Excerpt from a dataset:
* BEGIN *

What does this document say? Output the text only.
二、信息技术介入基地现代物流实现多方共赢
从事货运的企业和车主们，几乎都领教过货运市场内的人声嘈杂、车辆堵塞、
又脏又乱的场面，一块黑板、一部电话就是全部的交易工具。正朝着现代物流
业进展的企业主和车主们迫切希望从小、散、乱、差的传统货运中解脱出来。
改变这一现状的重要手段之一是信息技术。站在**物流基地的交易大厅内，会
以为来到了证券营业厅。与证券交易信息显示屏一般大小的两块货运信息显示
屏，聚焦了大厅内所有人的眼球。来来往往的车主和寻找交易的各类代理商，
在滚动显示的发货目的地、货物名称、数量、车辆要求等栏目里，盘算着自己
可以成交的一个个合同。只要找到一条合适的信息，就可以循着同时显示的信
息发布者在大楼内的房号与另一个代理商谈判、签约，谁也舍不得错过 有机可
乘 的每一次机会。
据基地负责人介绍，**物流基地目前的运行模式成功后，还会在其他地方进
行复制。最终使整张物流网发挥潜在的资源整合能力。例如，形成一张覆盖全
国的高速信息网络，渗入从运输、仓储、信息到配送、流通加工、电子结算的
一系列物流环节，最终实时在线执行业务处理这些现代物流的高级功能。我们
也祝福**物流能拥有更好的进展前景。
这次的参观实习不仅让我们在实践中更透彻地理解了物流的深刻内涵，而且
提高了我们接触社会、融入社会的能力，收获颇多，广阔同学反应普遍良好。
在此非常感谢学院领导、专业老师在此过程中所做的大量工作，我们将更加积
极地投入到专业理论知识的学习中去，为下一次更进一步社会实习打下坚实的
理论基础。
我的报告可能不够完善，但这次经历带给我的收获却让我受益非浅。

* END *

From the first line to the last, please quote the material above exactly.

Solution to the exercise:
What does this document say? Output the text only.
二、信息技术介入基地现代物流实现多方共赢
从事货运的企业和车主们，几乎都领教过货运市场内的人声嘈杂、车辆堵塞、
又脏又乱的场面，一块黑板、一部电话就是全部的交易工具。正朝着现代物流
业进展的企业主和车主们迫切希望从小、散、乱、差的传统货运中解脱出来。
改变这一现状的重要手段之一是信息技术。站在**物流基地的交易大厅内，会
以为来到了证券营业厅。与证券交易信息显示屏一般大小的两块货运信息显示
屏，聚焦了大厅内所有人的眼球。来来往往的车主和寻找交易的各类代理商，
在滚动显示的发货目的地、货物名称、数量、车辆要求等栏目里，盘算着自己
可以成交的一个个合同。只要找到一条合适的信息，就可以循着同时显示的信
息发布者在大楼内的房号与另一个代理商谈判、签约，谁也舍不得错过 有机可
乘 的每一次机会。
据基地负责人介绍，**物流基地目前的运行模式成功后，还会在其他地方进
行复制。最终使整张物流网发挥潜在的资源整合能力。例如，形成一张覆盖全
国的高速信息网络，渗入从运输、仓储、信息到配送、流通加工、电子结算的
一系列物流环节，最终实时在线执行业务处理这些现代物流的高级功能。我们
也祝福**物流能拥有更好的进展前景。
这次的参观实习不仅让我们在实践中更透彻地理解了物流的深刻内涵，而且
提高了我们接触社会、融入社会的能力，收获颇多，广阔同学反应普遍良好。
在此非常感谢学院领导、专业老师在此过程中所做的大量工作，我们将更加积
极地投入到专业理论知识的学习中去，为下一次更进一步社会实习打下坚实的
理论基础。
我的报告可能不够完善，但这次经历带给我的收获却让我受益非浅。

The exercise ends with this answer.